◆ Entries shown:
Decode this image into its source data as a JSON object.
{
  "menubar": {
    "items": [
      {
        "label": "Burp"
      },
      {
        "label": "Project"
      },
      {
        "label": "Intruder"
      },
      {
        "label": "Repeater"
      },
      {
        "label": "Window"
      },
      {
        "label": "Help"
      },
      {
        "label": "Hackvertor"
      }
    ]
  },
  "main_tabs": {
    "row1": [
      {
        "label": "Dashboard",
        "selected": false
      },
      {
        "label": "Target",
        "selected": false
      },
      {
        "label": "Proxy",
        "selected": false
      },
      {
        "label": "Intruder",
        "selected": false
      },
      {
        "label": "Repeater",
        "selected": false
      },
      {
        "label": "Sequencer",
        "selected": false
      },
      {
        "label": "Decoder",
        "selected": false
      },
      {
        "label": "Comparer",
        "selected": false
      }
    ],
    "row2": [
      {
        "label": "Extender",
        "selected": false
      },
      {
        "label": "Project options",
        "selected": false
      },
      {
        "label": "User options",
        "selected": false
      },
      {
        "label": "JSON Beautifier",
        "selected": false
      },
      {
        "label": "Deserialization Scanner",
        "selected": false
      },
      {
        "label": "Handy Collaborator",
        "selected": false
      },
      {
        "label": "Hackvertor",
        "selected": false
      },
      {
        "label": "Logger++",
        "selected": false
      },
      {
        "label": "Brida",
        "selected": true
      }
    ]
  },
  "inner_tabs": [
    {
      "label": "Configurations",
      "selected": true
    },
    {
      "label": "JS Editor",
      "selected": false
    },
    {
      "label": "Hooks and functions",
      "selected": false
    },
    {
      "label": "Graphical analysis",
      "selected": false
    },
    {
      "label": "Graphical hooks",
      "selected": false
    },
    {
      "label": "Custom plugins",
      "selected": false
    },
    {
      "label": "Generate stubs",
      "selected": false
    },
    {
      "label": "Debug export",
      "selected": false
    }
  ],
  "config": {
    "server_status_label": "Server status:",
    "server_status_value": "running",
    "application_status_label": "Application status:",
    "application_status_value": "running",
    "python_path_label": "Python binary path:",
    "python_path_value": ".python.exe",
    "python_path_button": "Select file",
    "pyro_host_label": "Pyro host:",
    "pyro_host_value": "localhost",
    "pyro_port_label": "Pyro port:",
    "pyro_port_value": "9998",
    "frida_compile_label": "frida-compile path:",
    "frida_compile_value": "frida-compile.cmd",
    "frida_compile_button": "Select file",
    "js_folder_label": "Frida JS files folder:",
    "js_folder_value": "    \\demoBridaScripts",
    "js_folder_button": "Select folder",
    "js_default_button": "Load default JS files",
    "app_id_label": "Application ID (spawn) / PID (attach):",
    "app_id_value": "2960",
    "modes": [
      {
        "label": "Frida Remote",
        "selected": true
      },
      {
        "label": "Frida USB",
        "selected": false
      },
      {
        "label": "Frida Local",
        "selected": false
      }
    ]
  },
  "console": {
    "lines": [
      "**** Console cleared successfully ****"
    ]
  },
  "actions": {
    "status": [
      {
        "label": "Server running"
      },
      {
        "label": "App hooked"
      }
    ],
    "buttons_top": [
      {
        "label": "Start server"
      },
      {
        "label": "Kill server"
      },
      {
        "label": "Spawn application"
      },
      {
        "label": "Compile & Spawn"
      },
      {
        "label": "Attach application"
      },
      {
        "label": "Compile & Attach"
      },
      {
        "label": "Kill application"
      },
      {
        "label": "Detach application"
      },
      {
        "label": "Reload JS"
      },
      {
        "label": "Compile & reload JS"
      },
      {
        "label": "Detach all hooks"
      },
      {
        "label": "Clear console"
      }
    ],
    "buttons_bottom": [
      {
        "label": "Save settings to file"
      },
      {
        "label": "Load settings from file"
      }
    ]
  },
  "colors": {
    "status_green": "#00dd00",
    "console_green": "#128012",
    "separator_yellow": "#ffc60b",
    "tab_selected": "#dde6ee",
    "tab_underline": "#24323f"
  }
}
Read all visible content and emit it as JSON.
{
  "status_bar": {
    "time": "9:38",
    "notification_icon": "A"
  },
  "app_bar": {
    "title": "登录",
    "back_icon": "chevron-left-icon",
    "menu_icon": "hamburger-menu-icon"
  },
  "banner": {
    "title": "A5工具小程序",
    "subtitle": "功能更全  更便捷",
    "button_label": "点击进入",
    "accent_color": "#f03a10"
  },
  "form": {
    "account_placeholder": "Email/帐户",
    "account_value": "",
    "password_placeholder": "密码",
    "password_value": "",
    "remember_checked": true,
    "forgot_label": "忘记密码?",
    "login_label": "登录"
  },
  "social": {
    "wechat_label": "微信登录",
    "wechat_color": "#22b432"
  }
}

◆ Goal: Check each line of the entries for the string "true". Copy the lines that have it.

◆ Correct answer:
        "selected": true
      "selected": true
        "selected": true
    "remember_checked": true,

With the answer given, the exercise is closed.